-- start --
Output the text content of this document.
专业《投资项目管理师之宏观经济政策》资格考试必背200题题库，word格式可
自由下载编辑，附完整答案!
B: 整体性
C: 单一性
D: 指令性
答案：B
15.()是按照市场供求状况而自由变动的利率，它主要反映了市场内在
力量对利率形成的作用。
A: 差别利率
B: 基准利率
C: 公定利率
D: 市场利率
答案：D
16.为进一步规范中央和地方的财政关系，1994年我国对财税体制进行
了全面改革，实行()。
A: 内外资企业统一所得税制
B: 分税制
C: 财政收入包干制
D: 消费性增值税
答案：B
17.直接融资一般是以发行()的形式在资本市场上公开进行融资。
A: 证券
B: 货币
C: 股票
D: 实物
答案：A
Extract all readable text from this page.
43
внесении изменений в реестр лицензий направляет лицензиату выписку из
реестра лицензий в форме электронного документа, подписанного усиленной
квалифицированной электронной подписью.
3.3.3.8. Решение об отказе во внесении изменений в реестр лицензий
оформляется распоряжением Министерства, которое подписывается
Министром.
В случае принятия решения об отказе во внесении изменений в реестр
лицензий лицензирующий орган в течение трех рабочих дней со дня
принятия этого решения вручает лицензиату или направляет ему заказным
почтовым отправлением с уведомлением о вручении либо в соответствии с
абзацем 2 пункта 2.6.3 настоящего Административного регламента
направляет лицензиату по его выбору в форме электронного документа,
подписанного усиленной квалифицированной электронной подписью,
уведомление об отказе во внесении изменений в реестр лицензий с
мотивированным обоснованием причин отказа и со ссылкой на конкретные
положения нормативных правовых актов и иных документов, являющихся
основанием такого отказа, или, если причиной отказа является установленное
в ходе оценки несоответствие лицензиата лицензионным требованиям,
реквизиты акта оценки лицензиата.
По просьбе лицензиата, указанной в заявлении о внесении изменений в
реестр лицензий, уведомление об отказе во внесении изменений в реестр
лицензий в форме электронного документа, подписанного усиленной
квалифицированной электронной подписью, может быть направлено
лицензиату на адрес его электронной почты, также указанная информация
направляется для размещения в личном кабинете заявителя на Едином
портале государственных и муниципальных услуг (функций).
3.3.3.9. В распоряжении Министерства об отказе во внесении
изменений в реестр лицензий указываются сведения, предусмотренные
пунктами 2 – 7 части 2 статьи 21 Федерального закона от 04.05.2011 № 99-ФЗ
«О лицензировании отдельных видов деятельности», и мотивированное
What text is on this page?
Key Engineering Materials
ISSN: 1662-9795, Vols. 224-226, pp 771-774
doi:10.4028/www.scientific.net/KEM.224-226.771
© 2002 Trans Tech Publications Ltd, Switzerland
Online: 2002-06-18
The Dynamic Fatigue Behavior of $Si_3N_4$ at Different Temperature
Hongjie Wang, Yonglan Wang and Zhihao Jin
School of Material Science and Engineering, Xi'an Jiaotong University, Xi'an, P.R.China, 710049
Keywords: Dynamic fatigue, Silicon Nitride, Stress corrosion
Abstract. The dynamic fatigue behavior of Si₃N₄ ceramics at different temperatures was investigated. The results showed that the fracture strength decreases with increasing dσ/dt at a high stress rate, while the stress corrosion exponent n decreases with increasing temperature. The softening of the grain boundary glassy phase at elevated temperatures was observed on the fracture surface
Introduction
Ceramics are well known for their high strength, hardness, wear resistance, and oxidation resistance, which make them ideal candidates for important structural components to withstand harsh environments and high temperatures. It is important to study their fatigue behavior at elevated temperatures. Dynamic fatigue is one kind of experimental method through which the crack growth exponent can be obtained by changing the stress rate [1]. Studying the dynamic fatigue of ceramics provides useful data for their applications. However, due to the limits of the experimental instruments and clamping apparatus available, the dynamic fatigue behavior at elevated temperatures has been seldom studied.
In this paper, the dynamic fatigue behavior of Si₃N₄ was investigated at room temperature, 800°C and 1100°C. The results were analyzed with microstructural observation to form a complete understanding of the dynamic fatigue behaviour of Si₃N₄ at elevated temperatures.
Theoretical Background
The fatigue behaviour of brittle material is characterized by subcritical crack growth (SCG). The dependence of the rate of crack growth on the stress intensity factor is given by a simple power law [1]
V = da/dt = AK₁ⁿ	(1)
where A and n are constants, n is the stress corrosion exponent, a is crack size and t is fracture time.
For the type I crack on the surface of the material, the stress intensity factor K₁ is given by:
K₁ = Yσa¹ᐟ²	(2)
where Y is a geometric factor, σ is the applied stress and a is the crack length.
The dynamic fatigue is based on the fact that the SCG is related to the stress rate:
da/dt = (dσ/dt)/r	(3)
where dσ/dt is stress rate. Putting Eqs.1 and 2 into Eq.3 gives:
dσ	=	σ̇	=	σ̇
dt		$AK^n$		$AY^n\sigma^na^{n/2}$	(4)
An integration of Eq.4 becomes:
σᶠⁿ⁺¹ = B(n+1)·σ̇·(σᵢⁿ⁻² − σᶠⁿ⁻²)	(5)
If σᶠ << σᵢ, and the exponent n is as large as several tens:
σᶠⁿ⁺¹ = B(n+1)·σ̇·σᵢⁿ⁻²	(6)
-- end --
## Work to do
Pick out the lines containing the string "factor" and show them.

## Worked answer
The fatigue behaviour of brittle material is characterized by subcritical crack growth (SCG). The dependence of the rate of crack growth on the stress intensity factor is given by a simple power law [1]
For the type I crack on the surface of the material, the stress intensity factor K₁ is given by:
where Y is a geometric factor, σ is the applied stress and a is the crack length.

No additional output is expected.